* Begin Given records *
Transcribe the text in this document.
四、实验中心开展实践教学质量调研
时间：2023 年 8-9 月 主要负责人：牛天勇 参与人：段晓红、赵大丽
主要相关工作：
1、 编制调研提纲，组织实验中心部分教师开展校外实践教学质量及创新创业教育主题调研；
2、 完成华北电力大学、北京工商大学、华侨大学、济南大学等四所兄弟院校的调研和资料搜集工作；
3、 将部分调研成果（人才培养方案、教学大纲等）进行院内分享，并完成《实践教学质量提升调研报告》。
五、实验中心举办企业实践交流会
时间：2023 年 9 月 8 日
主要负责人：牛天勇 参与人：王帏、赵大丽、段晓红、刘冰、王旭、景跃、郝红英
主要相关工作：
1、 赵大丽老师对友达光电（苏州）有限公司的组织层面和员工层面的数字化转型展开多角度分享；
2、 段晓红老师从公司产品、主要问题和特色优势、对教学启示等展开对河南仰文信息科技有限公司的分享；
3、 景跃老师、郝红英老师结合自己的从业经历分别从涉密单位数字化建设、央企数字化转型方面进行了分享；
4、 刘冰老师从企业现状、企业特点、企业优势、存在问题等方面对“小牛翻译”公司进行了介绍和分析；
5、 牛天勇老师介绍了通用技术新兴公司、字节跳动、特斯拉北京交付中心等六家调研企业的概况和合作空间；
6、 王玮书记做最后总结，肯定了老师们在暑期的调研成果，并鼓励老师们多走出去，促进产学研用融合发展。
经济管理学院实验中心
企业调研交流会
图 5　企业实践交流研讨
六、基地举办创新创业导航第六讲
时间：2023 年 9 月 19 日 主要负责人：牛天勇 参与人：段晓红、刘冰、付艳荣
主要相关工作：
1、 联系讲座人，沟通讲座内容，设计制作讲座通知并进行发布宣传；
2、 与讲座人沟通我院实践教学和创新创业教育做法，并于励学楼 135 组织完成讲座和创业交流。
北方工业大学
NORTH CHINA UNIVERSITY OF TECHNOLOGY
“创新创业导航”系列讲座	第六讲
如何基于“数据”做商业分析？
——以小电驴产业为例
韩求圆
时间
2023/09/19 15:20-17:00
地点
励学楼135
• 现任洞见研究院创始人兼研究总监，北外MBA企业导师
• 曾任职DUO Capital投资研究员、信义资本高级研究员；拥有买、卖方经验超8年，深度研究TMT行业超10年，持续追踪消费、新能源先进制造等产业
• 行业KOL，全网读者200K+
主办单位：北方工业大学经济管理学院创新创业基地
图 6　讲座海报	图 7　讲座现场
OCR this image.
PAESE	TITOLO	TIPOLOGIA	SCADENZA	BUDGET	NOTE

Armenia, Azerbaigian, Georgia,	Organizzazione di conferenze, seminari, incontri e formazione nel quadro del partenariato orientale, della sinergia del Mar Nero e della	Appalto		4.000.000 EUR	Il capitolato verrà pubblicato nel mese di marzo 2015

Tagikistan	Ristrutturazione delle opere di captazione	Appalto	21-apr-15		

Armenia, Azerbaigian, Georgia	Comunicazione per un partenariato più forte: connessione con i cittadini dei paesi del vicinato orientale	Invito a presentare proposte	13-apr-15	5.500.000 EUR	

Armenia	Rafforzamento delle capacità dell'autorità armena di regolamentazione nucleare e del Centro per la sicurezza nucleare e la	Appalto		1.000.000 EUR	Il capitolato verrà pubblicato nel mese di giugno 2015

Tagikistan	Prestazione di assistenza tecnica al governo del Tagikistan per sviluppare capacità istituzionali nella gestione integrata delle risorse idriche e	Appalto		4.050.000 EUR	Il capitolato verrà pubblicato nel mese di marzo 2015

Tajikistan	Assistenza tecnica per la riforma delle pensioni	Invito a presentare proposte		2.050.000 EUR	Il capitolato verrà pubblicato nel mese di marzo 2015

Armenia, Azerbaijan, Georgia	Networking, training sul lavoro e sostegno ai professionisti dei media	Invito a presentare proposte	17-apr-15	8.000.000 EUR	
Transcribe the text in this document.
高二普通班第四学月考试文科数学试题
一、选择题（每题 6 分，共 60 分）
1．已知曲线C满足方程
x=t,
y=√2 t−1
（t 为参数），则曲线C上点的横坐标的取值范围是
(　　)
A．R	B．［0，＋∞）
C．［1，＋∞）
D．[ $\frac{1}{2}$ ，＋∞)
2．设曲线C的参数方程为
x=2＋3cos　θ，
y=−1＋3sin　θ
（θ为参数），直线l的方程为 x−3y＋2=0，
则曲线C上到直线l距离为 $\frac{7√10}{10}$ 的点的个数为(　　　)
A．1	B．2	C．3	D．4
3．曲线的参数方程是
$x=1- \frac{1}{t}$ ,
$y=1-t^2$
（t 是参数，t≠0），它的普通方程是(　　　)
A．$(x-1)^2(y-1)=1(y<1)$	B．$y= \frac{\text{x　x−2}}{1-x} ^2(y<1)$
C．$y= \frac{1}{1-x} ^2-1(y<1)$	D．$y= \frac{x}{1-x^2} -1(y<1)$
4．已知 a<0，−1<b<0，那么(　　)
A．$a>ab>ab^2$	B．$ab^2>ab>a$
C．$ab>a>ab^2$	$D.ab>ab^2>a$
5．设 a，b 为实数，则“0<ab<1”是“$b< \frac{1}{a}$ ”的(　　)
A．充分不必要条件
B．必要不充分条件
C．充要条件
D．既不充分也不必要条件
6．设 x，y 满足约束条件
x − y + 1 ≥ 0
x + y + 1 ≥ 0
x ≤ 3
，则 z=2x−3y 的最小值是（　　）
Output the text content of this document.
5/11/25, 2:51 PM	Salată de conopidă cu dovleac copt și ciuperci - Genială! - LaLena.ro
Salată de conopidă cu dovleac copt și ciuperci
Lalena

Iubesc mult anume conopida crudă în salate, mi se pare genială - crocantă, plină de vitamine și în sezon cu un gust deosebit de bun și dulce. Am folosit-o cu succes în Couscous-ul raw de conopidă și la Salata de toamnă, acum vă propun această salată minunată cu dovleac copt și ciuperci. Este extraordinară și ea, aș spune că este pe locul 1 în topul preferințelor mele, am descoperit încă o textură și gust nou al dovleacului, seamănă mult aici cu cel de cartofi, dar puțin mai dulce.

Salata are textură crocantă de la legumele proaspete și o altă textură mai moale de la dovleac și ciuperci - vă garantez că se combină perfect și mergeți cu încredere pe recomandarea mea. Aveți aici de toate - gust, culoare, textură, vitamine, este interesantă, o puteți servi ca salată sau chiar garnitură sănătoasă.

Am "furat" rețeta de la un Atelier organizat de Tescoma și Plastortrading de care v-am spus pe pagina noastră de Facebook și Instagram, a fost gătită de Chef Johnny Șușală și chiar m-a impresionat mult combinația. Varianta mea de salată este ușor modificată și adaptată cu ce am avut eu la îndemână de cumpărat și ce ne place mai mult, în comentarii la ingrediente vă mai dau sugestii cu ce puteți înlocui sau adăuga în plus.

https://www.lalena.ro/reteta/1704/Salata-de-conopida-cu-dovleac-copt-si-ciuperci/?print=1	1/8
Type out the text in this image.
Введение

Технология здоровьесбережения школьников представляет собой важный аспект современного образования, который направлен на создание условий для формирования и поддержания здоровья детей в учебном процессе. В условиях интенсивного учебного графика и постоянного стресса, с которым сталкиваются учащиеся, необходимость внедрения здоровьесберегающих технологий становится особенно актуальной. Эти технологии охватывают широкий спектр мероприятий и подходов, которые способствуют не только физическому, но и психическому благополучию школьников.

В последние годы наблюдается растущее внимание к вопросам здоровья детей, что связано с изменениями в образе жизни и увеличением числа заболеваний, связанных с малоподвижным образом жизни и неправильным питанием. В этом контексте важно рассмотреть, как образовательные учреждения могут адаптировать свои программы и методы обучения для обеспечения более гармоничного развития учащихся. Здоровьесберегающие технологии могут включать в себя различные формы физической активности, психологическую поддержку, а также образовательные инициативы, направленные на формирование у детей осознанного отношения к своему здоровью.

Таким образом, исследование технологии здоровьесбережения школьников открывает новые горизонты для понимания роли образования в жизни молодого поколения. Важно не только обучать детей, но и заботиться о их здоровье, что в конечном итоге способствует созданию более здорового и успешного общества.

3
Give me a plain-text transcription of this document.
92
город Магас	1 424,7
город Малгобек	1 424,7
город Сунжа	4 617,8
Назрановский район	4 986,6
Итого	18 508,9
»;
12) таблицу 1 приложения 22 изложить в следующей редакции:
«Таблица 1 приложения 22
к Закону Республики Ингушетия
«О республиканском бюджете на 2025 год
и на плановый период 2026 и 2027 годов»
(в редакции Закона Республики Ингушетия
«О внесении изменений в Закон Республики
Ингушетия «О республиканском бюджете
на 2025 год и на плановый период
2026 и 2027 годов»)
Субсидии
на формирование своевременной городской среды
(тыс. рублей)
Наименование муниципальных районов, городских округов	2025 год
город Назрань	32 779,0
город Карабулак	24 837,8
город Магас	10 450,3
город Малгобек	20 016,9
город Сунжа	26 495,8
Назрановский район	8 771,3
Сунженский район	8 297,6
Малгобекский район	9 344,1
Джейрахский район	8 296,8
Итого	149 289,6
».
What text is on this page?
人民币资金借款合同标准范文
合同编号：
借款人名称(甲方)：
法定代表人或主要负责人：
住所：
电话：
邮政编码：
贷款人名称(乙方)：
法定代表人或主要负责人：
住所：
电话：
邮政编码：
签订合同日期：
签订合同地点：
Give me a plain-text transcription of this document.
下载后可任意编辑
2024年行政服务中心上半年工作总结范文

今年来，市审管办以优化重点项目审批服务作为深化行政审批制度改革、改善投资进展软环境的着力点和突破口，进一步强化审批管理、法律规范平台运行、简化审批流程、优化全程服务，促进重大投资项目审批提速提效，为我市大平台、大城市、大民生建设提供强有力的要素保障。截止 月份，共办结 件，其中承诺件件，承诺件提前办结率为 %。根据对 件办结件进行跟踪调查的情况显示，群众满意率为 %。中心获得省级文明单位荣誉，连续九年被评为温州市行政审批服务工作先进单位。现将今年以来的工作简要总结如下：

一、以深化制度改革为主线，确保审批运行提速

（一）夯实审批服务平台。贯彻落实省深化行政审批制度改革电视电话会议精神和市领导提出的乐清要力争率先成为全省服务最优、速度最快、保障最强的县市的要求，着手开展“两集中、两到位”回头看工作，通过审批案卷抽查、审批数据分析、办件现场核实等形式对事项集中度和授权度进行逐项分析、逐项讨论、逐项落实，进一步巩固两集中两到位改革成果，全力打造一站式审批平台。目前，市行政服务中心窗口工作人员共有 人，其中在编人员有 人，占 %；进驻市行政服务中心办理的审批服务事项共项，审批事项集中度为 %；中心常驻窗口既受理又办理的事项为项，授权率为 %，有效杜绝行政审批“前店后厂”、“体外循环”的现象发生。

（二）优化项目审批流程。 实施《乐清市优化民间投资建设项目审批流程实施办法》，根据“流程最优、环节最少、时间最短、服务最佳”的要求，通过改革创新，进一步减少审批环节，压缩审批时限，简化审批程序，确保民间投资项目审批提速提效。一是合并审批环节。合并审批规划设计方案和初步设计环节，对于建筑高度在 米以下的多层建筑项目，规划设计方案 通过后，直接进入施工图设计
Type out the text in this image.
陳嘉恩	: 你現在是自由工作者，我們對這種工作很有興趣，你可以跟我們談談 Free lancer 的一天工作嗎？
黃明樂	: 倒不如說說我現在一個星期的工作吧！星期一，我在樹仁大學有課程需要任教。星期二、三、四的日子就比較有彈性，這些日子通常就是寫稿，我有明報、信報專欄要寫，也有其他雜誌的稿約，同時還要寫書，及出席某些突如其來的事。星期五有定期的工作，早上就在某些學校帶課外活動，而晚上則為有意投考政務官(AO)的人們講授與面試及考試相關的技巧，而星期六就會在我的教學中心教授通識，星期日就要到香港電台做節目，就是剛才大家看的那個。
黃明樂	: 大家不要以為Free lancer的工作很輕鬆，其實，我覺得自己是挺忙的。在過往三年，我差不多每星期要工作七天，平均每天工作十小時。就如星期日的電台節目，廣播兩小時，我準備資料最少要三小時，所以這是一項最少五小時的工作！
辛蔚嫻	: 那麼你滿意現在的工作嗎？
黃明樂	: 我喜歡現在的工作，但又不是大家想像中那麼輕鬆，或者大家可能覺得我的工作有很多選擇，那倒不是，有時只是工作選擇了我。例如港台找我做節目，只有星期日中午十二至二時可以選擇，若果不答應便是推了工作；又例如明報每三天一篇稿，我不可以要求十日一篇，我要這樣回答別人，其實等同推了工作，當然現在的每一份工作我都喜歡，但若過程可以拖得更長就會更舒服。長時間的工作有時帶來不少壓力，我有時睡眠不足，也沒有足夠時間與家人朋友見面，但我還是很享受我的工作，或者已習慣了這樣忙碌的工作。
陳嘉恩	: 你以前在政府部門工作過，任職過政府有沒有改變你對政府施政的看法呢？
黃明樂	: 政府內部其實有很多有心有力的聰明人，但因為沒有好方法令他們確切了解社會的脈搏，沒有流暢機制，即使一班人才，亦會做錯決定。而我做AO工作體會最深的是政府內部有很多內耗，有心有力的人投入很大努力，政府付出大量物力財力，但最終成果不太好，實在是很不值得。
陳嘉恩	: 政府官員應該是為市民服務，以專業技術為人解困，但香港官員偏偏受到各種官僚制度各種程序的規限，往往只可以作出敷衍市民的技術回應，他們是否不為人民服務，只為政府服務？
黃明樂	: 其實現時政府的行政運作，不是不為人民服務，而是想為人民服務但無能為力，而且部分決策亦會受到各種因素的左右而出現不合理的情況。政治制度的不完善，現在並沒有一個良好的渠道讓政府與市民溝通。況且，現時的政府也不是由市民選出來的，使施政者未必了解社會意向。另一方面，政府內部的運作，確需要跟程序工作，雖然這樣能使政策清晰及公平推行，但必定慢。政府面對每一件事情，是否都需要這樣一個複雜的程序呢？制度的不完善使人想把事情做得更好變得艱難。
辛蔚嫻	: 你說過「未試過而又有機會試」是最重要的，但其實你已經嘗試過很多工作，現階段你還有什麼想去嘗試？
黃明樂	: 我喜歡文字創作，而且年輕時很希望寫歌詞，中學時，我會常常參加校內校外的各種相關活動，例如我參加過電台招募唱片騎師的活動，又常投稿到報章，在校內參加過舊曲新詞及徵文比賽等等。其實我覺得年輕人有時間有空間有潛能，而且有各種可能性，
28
* End Given records *
> **Exercise details**
Using the records above, gather all lines where the string "Tagikistan" is present.

> **Task response**
Tagikistan	Ristrutturazione delle opere di captazione	Appalto	21-apr-15		
Tagikistan	Prestazione di assistenza tecnica al governo del Tagikistan per sviluppare capacità istituzionali nella gestione integrata delle risorse idriche e	Appalto		4.050.000 EUR	Il capitolato verrà pubblicato nel mese di marzo 2015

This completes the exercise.